Task brief: Once the pictures are set aside, transcribe the remaining data exactly.

Material for this task:
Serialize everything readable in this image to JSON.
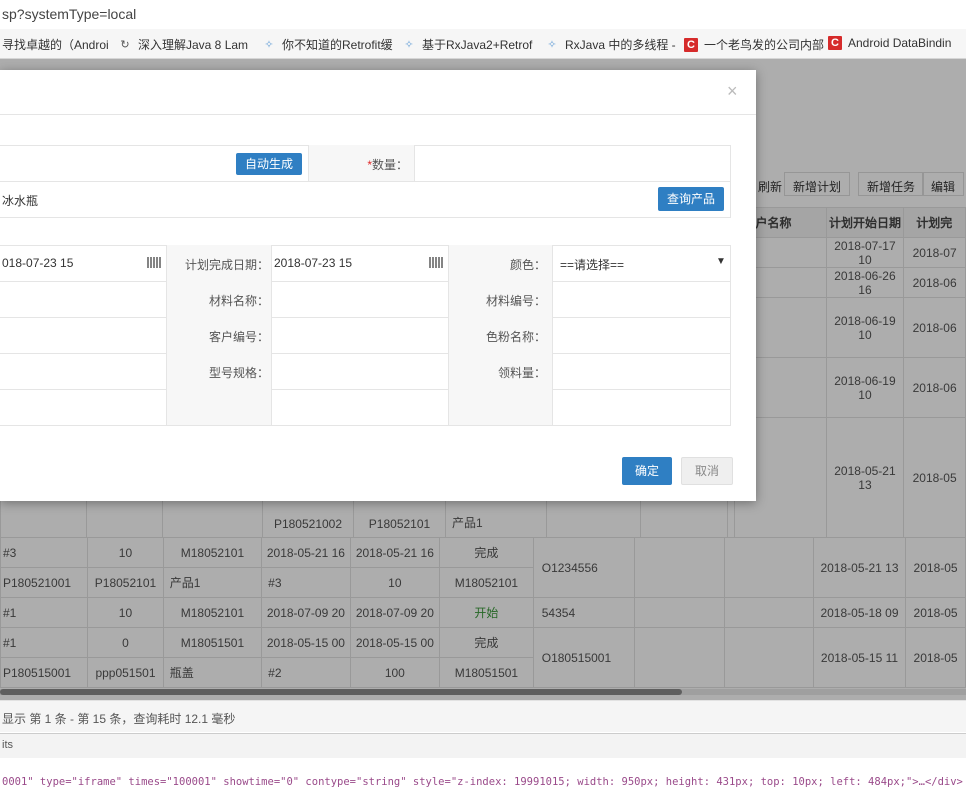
{
  "url": "sp?systemType=local",
  "bookmarks": [
    {
      "icon": "none",
      "label": "寻找卓越的（Androi"
    },
    {
      "icon": "link",
      "label": "深入理解Java 8 Lam"
    },
    {
      "icon": "s",
      "label": "你不知道的Retrofit缓"
    },
    {
      "icon": "s",
      "label": "基于RxJava2+Retrof"
    },
    {
      "icon": "s",
      "label": "RxJava 中的多线程 -"
    },
    {
      "icon": "c",
      "label": "一个老鸟发的公司内部"
    },
    {
      "icon": "c",
      "label": "Android DataBindin"
    }
  ],
  "toolbar": {
    "refresh": "刷新",
    "add_plan": "新增计划",
    "add_task": "新增任务",
    "edit": "编辑"
  },
  "bg_headers": [
    "户名称",
    "计划开始日期",
    "计划完"
  ],
  "bg_right_rows": [
    [
      "",
      "2018-07-17 10",
      "2018-07"
    ],
    [
      "",
      "2018-06-26 16",
      "2018-06"
    ],
    [
      "",
      "2018-06-19 10",
      "2018-06"
    ],
    [
      "",
      "2018-06-19 10",
      "2018-06"
    ],
    [
      "",
      "2018-05-21 13",
      "2018-05"
    ]
  ],
  "bg_partial": {
    "c1": "P180521002",
    "c2": "P18052101",
    "c3": "产品1"
  },
  "bg_rows": [
    [
      "#3",
      "10",
      "M18052101",
      "2018-05-21 16",
      "2018-05-21 16",
      "完成"
    ],
    [
      "P180521001",
      "P18052101",
      "产品1",
      "#3",
      "10",
      "M18052101"
    ],
    [
      "#1",
      "10",
      "M18052101",
      "2018-07-09 20",
      "2018-07-09 20",
      "开始"
    ],
    [
      "#1",
      "0",
      "M18051501",
      "2018-05-15 00",
      "2018-05-15 00",
      "完成"
    ],
    [
      "P180515001",
      "ppp051501",
      "瓶盖",
      "#2",
      "100",
      "M18051501"
    ]
  ],
  "bg_group_cols": [
    {
      "code": "O1234556",
      "date": "2018-05-21 13",
      "end": "2018-05"
    },
    {
      "code": "54354",
      "date": "2018-05-18 09",
      "end": "2018-05"
    },
    {
      "code": "O180515001",
      "date": "2018-05-15 11",
      "end": "2018-05"
    }
  ],
  "status_text": "显示 第 1 条 - 第 15 条，查询耗时 12.1 毫秒",
  "dev_tab": "its",
  "dev_code": "0001\" type=\"iframe\" times=\"100001\" showtime=\"0\" contype=\"string\" style=\"z-index: 19991015; width: 950px; height: 431px; top: 10px; left: 484px;\">…</div>",
  "modal": {
    "close": "×",
    "auto_btn": "自动生成",
    "qty_star": "*",
    "qty_label": "数量：",
    "product_value": "冰水瓶",
    "query_btn": "查询产品",
    "start_date": "018-07-23 15",
    "end_label": "计划完成日期：",
    "end_date": "2018-07-23 15",
    "color_label": "颜色：",
    "color_value": "==请选择==",
    "mat_name_label": "材料名称：",
    "mat_no_label": "材料编号：",
    "cust_no_label": "客户编号：",
    "pigment_label": "色粉名称：",
    "model_label": "型号规格：",
    "pick_qty_label": "领料量：",
    "ok_btn": "确定",
    "cancel_btn": "取消"
  }
}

Exercise answer:
Serialize everything readable in this image to JSON.
{
  "url": "sp?systemType=local",
  "bookmarks": [
    {
      "icon": "none",
      "label": "寻找卓越的（Androi"
    },
    {
      "icon": "link",
      "label": "深入理解Java 8 Lam"
    },
    {
      "icon": "s",
      "label": "你不知道的Retrofit缓"
    },
    {
      "icon": "s",
      "label": "基于RxJava2+Retrof"
    },
    {
      "icon": "s",
      "label": "RxJava 中的多线程 -"
    },
    {
      "icon": "c",
      "label": "一个老鸟发的公司内部"
    },
    {
      "icon": "c",
      "label": "Android DataBindin"
    }
  ],
  "toolbar": {
    "refresh": "刷新",
    "add_plan": "新增计划",
    "add_task": "新增任务",
    "edit": "编辑"
  },
  "bg_headers": [
    "户名称",
    "计划开始日期",
    "计划完"
  ],
  "bg_right_rows": [
    [
      "",
      "2018-07-17 10",
      "2018-07"
    ],
    [
      "",
      "2018-06-26 16",
      "2018-06"
    ],
    [
      "",
      "2018-06-19 10",
      "2018-06"
    ],
    [
      "",
      "2018-06-19 10",
      "2018-06"
    ],
    [
      "",
      "2018-05-21 13",
      "2018-05"
    ]
  ],
  "bg_partial": {
    "c1": "P180521002",
    "c2": "P18052101",
    "c3": "产品1"
  },
  "bg_rows": [
    [
      "#3",
      "10",
      "M18052101",
      "2018-05-21 16",
      "2018-05-21 16",
      "完成"
    ],
    [
      "P180521001",
      "P18052101",
      "产品1",
      "#3",
      "10",
      "M18052101"
    ],
    [
      "#1",
      "10",
      "M18052101",
      "2018-07-09 20",
      "2018-07-09 20",
      "开始"
    ],
    [
      "#1",
      "0",
      "M18051501",
      "2018-05-15 00",
      "2018-05-15 00",
      "完成"
    ],
    [
      "P180515001",
      "ppp051501",
      "瓶盖",
      "#2",
      "100",
      "M18051501"
    ]
  ],
  "bg_group_cols": [
    {
      "code": "O1234556",
      "date": "2018-05-21 13",
      "end": "2018-05"
    },
    {
      "code": "54354",
      "date": "2018-05-18 09",
      "end": "2018-05"
    },
    {
      "code": "O180515001",
      "date": "2018-05-15 11",
      "end": "2018-05"
    }
  ],
  "status_text": "显示 第 1 条 - 第 15 条，查询耗时 12.1 毫秒",
  "dev_tab": "its",
  "dev_code": "0001\" type=\"iframe\" times=\"100001\" showtime=\"0\" contype=\"string\" style=\"z-index: 19991015; width: 950px; height: 431px; top: 10px; left: 484px;\">…</div>",
  "modal": {
    "close": "×",
    "auto_btn": "自动生成",
    "qty_star": "*",
    "qty_label": "数量：",
    "product_value": "冰水瓶",
    "query_btn": "查询产品",
    "start_date": "018-07-23 15",
    "end_label": "计划完成日期：",
    "end_date": "2018-07-23 15",
    "color_label": "颜色：",
    "color_value": "==请选择==",
    "mat_name_label": "材料名称：",
    "mat_no_label": "材料编号：",
    "cust_no_label": "客户编号：",
    "pigment_label": "色粉名称：",
    "model_label": "型号规格：",
    "pick_qty_label": "领料量：",
    "ok_btn": "确定",
    "cancel_btn": "取消"
  }
}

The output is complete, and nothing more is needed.